_Work instructions_
Search the entries below for the string "from" and copy the lines that hold it.

_Given entries_

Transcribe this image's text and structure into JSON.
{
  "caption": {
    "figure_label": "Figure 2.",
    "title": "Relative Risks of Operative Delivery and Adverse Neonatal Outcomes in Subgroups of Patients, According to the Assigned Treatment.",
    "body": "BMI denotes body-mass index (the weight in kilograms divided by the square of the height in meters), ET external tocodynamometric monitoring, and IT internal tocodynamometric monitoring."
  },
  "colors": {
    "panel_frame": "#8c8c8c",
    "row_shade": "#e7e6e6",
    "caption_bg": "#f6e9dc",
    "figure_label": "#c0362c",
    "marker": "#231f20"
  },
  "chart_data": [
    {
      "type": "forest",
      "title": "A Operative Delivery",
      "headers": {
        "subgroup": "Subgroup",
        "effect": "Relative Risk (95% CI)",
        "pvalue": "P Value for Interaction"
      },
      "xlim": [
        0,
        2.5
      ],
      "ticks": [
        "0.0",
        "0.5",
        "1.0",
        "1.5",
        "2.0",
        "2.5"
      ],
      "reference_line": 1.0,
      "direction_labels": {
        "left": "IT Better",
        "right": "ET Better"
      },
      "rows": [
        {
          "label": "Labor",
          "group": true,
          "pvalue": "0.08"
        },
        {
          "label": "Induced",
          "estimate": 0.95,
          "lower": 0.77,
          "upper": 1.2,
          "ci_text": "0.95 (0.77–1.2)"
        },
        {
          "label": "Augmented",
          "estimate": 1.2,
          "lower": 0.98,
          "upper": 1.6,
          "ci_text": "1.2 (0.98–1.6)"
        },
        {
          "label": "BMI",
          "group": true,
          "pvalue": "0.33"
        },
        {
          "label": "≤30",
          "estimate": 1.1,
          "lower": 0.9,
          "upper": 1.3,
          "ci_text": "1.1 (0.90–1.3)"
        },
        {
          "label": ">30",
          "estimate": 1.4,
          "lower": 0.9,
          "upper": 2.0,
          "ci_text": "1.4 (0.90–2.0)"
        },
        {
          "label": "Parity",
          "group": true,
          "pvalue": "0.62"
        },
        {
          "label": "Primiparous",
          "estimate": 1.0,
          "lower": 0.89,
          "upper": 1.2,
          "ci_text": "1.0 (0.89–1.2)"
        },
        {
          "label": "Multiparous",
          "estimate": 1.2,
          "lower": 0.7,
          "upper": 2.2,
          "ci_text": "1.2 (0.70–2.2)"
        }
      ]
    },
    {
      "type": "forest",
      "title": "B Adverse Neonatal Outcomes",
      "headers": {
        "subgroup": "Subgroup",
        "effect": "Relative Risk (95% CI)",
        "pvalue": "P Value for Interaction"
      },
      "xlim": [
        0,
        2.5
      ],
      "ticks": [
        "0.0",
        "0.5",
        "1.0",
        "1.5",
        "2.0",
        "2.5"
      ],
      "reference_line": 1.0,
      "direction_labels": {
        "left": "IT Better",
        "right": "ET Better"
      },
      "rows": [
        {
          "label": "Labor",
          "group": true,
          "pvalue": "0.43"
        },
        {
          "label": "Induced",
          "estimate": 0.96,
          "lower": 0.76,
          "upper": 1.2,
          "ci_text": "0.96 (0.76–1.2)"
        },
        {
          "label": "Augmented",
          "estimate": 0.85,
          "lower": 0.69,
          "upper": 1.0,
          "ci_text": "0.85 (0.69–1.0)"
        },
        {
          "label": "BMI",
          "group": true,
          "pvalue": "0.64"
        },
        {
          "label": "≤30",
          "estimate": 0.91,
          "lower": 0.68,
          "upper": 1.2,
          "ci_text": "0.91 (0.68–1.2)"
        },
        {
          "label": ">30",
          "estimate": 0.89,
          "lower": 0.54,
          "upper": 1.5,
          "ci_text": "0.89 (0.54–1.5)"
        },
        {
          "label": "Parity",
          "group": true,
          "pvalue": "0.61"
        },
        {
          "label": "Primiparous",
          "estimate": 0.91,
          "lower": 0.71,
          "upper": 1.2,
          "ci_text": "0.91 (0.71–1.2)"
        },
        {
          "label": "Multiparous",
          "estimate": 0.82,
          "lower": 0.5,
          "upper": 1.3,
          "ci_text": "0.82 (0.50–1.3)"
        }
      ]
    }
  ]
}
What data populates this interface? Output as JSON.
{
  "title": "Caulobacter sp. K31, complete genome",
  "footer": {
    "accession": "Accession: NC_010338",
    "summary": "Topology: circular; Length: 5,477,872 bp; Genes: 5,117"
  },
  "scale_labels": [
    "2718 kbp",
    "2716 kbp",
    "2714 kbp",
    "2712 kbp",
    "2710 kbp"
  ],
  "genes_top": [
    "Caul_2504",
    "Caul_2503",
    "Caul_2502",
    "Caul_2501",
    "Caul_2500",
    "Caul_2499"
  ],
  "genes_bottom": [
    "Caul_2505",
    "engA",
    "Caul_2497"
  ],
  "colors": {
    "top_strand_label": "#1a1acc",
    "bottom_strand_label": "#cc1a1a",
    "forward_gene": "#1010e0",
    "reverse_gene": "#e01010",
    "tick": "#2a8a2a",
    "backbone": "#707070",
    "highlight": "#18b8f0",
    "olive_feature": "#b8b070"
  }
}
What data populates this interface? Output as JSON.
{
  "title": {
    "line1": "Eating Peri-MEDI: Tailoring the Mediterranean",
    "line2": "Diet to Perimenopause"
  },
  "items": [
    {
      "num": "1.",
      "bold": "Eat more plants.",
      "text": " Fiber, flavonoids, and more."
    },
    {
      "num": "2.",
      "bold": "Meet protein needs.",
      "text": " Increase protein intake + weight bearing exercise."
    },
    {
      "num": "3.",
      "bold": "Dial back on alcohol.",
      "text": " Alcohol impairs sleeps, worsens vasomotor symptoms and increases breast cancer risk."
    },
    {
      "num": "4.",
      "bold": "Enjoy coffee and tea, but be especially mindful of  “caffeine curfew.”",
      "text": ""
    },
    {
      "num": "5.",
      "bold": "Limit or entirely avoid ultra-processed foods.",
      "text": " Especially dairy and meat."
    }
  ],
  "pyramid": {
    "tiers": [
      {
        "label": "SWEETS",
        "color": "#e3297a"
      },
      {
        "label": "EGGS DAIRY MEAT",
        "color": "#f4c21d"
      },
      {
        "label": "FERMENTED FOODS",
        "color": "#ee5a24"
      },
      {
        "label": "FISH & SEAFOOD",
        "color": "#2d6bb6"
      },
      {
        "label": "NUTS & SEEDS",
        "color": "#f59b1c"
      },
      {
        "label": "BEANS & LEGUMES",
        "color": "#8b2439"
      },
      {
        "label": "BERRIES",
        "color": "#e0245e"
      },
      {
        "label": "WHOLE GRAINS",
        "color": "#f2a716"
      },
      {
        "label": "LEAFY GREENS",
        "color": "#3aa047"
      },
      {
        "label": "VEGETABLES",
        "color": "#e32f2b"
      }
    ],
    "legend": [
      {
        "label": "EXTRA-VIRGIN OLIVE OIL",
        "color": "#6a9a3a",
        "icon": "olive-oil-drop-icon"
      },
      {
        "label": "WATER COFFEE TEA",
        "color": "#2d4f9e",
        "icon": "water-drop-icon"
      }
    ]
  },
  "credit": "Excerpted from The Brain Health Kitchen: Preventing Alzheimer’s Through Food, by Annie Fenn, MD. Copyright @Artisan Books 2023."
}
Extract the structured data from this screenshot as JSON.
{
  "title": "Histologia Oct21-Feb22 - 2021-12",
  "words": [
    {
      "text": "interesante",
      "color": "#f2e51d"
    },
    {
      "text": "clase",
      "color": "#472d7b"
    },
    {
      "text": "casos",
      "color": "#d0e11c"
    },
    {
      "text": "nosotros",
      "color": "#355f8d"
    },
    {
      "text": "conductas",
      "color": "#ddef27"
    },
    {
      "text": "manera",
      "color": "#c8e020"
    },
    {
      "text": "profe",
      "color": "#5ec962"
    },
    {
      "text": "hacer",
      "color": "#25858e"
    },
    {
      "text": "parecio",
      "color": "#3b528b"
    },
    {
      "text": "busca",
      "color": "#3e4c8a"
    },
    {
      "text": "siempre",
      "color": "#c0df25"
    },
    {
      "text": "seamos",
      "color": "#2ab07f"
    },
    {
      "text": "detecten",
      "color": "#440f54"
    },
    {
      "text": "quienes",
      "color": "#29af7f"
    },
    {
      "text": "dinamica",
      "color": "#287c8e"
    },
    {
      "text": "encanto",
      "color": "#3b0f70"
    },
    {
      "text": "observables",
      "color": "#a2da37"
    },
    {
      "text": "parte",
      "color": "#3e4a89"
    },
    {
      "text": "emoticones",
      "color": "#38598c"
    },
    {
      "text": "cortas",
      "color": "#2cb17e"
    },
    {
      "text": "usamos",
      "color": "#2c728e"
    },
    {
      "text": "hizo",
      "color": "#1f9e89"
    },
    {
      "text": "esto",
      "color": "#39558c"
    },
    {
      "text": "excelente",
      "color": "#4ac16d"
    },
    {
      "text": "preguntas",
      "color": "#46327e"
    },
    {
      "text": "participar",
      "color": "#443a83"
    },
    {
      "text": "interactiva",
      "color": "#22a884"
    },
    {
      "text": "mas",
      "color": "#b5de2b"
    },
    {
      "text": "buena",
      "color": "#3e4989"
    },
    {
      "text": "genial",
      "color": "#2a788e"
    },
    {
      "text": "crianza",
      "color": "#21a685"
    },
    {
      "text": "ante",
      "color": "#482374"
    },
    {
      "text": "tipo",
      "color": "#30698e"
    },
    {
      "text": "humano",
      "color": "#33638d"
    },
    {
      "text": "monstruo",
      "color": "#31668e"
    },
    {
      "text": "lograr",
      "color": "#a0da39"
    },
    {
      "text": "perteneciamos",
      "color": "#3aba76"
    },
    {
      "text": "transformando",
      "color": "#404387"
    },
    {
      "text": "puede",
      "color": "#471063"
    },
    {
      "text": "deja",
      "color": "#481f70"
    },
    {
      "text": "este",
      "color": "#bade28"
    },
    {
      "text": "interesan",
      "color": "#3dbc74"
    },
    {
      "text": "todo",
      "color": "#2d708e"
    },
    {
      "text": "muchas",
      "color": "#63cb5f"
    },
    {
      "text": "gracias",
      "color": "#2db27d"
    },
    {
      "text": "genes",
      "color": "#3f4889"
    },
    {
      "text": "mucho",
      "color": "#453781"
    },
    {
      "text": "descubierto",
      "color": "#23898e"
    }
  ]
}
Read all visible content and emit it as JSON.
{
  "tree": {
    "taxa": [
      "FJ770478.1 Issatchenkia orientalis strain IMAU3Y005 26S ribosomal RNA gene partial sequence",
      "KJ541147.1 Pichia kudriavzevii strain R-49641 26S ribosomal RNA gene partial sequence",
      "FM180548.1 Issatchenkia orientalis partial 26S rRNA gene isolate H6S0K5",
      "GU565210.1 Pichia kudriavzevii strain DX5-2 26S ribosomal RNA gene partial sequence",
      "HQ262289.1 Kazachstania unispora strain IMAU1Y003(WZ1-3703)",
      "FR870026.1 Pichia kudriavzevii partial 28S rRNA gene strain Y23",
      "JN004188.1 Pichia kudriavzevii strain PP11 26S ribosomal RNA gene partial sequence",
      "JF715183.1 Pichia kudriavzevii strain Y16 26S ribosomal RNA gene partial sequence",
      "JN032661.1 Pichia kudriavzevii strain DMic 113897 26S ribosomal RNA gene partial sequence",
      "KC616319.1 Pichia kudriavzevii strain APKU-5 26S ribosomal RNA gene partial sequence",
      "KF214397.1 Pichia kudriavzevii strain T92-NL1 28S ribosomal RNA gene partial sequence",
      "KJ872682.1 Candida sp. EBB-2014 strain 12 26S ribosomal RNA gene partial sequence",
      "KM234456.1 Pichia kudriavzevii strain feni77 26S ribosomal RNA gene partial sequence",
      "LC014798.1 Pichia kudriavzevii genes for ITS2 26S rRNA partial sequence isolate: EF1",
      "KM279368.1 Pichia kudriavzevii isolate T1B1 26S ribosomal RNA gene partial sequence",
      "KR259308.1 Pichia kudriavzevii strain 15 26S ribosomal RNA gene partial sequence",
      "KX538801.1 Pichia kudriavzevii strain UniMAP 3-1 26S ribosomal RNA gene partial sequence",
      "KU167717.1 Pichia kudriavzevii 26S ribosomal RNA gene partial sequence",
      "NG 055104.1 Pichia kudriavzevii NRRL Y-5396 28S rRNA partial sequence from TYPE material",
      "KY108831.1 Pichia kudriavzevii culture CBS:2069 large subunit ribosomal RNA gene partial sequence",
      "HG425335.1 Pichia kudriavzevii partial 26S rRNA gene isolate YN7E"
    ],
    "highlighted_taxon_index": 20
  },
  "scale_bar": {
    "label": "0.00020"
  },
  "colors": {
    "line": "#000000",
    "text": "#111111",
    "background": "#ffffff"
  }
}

_Solution for this exercise_
  "credit": "Excerpted from The Brain Health Kitchen: Preventing Alzheimer’s Through Food, by Annie Fenn, MD. Copyright @Artisan Books 2023."
Extract the structured data from this screenshot as JSON.
      "NG 055104.1 Pichia kudriavzevii NRRL Y-5396 28S rRNA partial sequence from TYPE material",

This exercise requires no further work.